──────── SUPPLIED MATERIAL

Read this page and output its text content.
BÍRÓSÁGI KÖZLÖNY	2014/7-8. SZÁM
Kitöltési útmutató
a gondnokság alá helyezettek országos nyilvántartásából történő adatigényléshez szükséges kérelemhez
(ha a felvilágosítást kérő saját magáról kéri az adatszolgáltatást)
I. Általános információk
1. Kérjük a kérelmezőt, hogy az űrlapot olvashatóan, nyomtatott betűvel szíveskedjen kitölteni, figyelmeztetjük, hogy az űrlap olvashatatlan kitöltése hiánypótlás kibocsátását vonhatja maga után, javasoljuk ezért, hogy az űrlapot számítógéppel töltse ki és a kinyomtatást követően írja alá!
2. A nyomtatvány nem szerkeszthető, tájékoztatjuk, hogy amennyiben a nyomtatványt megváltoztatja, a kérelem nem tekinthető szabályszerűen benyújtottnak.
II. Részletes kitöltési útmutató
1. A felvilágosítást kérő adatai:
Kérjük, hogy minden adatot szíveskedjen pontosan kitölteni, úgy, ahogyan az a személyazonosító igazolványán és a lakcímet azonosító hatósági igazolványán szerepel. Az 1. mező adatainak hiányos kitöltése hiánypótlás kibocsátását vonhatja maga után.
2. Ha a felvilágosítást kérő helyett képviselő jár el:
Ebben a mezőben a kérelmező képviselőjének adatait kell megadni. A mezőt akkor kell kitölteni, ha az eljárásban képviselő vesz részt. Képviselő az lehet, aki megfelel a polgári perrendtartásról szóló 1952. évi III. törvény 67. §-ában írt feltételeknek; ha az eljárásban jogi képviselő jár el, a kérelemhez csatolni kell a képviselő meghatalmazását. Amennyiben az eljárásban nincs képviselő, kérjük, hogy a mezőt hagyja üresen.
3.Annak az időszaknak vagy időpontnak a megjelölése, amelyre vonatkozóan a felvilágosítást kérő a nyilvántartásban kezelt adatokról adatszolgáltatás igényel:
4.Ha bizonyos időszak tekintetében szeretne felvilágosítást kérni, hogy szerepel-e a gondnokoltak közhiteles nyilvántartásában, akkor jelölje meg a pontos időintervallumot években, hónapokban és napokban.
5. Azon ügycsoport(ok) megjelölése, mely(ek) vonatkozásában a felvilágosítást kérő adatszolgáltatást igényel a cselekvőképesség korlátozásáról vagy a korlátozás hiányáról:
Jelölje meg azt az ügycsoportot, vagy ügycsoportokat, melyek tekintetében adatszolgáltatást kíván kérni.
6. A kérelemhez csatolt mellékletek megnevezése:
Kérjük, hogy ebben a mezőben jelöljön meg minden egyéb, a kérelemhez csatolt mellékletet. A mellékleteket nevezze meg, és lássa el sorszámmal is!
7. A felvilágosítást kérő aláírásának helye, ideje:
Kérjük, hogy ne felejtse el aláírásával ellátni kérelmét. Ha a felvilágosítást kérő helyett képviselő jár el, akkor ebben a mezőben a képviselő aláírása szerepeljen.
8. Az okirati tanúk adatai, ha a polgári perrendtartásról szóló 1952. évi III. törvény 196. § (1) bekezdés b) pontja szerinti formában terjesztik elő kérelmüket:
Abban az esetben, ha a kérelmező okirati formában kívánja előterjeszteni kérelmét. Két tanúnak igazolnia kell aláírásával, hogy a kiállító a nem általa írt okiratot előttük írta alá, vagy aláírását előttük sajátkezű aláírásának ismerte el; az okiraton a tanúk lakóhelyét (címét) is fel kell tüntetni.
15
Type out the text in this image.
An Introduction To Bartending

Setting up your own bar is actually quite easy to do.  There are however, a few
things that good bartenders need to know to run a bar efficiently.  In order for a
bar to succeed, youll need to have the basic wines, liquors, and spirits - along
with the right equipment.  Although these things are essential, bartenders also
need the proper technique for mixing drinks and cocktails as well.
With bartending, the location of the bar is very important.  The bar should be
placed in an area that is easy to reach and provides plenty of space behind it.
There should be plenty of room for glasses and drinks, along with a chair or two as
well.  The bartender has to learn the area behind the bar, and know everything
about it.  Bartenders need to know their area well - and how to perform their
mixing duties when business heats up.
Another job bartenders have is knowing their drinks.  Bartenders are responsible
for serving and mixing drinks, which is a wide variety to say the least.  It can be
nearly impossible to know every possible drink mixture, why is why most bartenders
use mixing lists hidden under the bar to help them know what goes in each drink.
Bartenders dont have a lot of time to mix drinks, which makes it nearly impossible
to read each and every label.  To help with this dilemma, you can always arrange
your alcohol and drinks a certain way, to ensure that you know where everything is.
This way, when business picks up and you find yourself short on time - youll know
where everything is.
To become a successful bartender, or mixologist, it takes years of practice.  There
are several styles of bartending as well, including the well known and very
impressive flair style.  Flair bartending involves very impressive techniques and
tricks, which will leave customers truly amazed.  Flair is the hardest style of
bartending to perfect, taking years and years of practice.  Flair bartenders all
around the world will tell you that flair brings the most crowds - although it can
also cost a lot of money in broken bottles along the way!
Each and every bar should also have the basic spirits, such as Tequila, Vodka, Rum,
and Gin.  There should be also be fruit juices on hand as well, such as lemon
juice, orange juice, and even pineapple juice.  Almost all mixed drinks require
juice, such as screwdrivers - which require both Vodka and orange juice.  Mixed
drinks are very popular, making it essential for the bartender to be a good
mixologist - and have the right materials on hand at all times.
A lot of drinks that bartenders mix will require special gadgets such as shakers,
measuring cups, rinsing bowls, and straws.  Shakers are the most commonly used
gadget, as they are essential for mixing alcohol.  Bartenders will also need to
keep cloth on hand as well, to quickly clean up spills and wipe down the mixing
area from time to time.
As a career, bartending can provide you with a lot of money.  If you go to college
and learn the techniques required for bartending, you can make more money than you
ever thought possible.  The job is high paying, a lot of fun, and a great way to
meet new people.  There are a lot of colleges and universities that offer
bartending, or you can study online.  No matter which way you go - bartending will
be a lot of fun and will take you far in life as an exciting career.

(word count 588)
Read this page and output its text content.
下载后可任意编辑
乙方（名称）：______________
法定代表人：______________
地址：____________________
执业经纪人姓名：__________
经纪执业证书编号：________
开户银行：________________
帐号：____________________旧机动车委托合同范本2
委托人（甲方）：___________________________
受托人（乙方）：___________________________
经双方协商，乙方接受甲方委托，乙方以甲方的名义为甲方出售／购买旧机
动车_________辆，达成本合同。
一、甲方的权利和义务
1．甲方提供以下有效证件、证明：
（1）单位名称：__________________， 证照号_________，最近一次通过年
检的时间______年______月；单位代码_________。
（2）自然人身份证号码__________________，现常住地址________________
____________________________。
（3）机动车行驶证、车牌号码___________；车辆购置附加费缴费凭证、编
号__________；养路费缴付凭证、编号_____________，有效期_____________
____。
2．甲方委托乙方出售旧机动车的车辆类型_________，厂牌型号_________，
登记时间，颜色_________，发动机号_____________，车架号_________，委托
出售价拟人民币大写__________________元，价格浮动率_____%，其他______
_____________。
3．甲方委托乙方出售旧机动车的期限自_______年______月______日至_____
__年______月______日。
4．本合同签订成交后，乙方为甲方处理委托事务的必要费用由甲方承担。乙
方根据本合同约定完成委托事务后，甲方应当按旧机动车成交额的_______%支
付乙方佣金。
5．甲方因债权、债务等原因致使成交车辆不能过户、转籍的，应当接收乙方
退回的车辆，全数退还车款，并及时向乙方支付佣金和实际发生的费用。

────────────────

» **EXERCISE DESCRIPTION**
Repeat the material from above exactly, word for word.

» **RESPONSE TO THE TASK**
Read this page and output its text content.
BÍRÓSÁGI KÖZLÖNY	2014/7-8. SZÁM
Kitöltési útmutató
a gondnokság alá helyezettek országos nyilvántartásából történő adatigényléshez szükséges kérelemhez
(ha a felvilágosítást kérő saját magáról kéri az adatszolgáltatást)
I. Általános információk
1. Kérjük a kérelmezőt, hogy az űrlapot olvashatóan, nyomtatott betűvel szíveskedjen kitölteni, figyelmeztetjük, hogy az űrlap olvashatatlan kitöltése hiánypótlás kibocsátását vonhatja maga után, javasoljuk ezért, hogy az űrlapot számítógéppel töltse ki és a kinyomtatást követően írja alá!
2. A nyomtatvány nem szerkeszthető, tájékoztatjuk, hogy amennyiben a nyomtatványt megváltoztatja, a kérelem nem tekinthető szabályszerűen benyújtottnak.
II. Részletes kitöltési útmutató
1. A felvilágosítást kérő adatai:
Kérjük, hogy minden adatot szíveskedjen pontosan kitölteni, úgy, ahogyan az a személyazonosító igazolványán és a lakcímet azonosító hatósági igazolványán szerepel. Az 1. mező adatainak hiányos kitöltése hiánypótlás kibocsátását vonhatja maga után.
2. Ha a felvilágosítást kérő helyett képviselő jár el:
Ebben a mezőben a kérelmező képviselőjének adatait kell megadni. A mezőt akkor kell kitölteni, ha az eljárásban képviselő vesz részt. Képviselő az lehet, aki megfelel a polgári perrendtartásról szóló 1952. évi III. törvény 67. §-ában írt feltételeknek; ha az eljárásban jogi képviselő jár el, a kérelemhez csatolni kell a képviselő meghatalmazását. Amennyiben az eljárásban nincs képviselő, kérjük, hogy a mezőt hagyja üresen.
3.Annak az időszaknak vagy időpontnak a megjelölése, amelyre vonatkozóan a felvilágosítást kérő a nyilvántartásban kezelt adatokról adatszolgáltatás igényel:
4.Ha bizonyos időszak tekintetében szeretne felvilágosítást kérni, hogy szerepel-e a gondnokoltak közhiteles nyilvántartásában, akkor jelölje meg a pontos időintervallumot években, hónapokban és napokban.
5. Azon ügycsoport(ok) megjelölése, mely(ek) vonatkozásában a felvilágosítást kérő adatszolgáltatást igényel a cselekvőképesség korlátozásáról vagy a korlátozás hiányáról:
Jelölje meg azt az ügycsoportot, vagy ügycsoportokat, melyek tekintetében adatszolgáltatást kíván kérni.
6. A kérelemhez csatolt mellékletek megnevezése:
Kérjük, hogy ebben a mezőben jelöljön meg minden egyéb, a kérelemhez csatolt mellékletet. A mellékleteket nevezze meg, és lássa el sorszámmal is!
7. A felvilágosítást kérő aláírásának helye, ideje:
Kérjük, hogy ne felejtse el aláírásával ellátni kérelmét. Ha a felvilágosítást kérő helyett képviselő jár el, akkor ebben a mezőben a képviselő aláírása szerepeljen.
8. Az okirati tanúk adatai, ha a polgári perrendtartásról szóló 1952. évi III. törvény 196. § (1) bekezdés b) pontja szerinti formában terjesztik elő kérelmüket:
Abban az esetben, ha a kérelmező okirati formában kívánja előterjeszteni kérelmét. Két tanúnak igazolnia kell aláírásával, hogy a kiállító a nem általa írt okiratot előttük írta alá, vagy aláírását előttük sajátkezű aláírásának ismerte el; az okiraton a tanúk lakóhelyét (címét) is fel kell tüntetni.
15
Type out the text in this image.
An Introduction To Bartending

Setting up your own bar is actually quite easy to do.  There are however, a few
things that good bartenders need to know to run a bar efficiently.  In order for a
bar to succeed, youll need to have the basic wines, liquors, and spirits - along
with the right equipment.  Although these things are essential, bartenders also
need the proper technique for mixing drinks and cocktails as well.
With bartending, the location of the bar is very important.  The bar should be
placed in an area that is easy to reach and provides plenty of space behind it.
There should be plenty of room for glasses and drinks, along with a chair or two as
well.  The bartender has to learn the area behind the bar, and know everything
about it.  Bartenders need to know their area well - and how to perform their
mixing duties when business heats up.
Another job bartenders have is knowing their drinks.  Bartenders are responsible
for serving and mixing drinks, which is a wide variety to say the least.  It can be
nearly impossible to know every possible drink mixture, why is why most bartenders
use mixing lists hidden under the bar to help them know what goes in each drink.
Bartenders dont have a lot of time to mix drinks, which makes it nearly impossible
to read each and every label.  To help with this dilemma, you can always arrange
your alcohol and drinks a certain way, to ensure that you know where everything is.
This way, when business picks up and you find yourself short on time - youll know
where everything is.
To become a successful bartender, or mixologist, it takes years of practice.  There
are several styles of bartending as well, including the well known and very
impressive flair style.  Flair bartending involves very impressive techniques and
tricks, which will leave customers truly amazed.  Flair is the hardest style of
bartending to perfect, taking years and years of practice.  Flair bartenders all
around the world will tell you that flair brings the most crowds - although it can
also cost a lot of money in broken bottles along the way!
Each and every bar should also have the basic spirits, such as Tequila, Vodka, Rum,
and Gin.  There should be also be fruit juices on hand as well, such as lemon
juice, orange juice, and even pineapple juice.  Almost all mixed drinks require
juice, such as screwdrivers - which require both Vodka and orange juice.  Mixed
drinks are very popular, making it essential for the bartender to be a good
mixologist - and have the right materials on hand at all times.
A lot of drinks that bartenders mix will require special gadgets such as shakers,
measuring cups, rinsing bowls, and straws.  Shakers are the most commonly used
gadget, as they are essential for mixing alcohol.  Bartenders will also need to
keep cloth on hand as well, to quickly clean up spills and wipe down the mixing
area from time to time.
As a career, bartending can provide you with a lot of money.  If you go to college
and learn the techniques required for bartending, you can make more money than you
ever thought possible.  The job is high paying, a lot of fun, and a great way to
meet new people.  There are a lot of colleges and universities that offer
bartending, or you can study online.  No matter which way you go - bartending will
be a lot of fun and will take you far in life as an exciting career.

(word count 588)
Read this page and output its text content.
下载后可任意编辑
乙方（名称）：______________
法定代表人：______________
地址：____________________
执业经纪人姓名：__________
经纪执业证书编号：________
开户银行：________________
帐号：____________________旧机动车委托合同范本2
委托人（甲方）：___________________________
受托人（乙方）：___________________________
经双方协商，乙方接受甲方委托，乙方以甲方的名义为甲方出售／购买旧机
动车_________辆，达成本合同。
一、甲方的权利和义务
1．甲方提供以下有效证件、证明：
（1）单位名称：__________________， 证照号_________，最近一次通过年
检的时间______年______月；单位代码_________。
（2）自然人身份证号码__________________，现常住地址________________
____________________________。
（3）机动车行驶证、车牌号码___________；车辆购置附加费缴费凭证、编
号__________；养路费缴付凭证、编号_____________，有效期_____________
____。
2．甲方委托乙方出售旧机动车的车辆类型_________，厂牌型号_________，
登记时间，颜色_________，发动机号_____________，车架号_________，委托
出售价拟人民币大写__________________元，价格浮动率_____%，其他______
_____________。
3．甲方委托乙方出售旧机动车的期限自_______年______月______日至_____
__年______月______日。
4．本合同签订成交后，乙方为甲方处理委托事务的必要费用由甲方承担。乙
方根据本合同约定完成委托事务后，甲方应当按旧机动车成交额的_______%支
付乙方佣金。
5．甲方因债权、债务等原因致使成交车辆不能过户、转籍的，应当接收乙方
退回的车辆，全数退还车款，并及时向乙方支付佣金和实际发生的费用。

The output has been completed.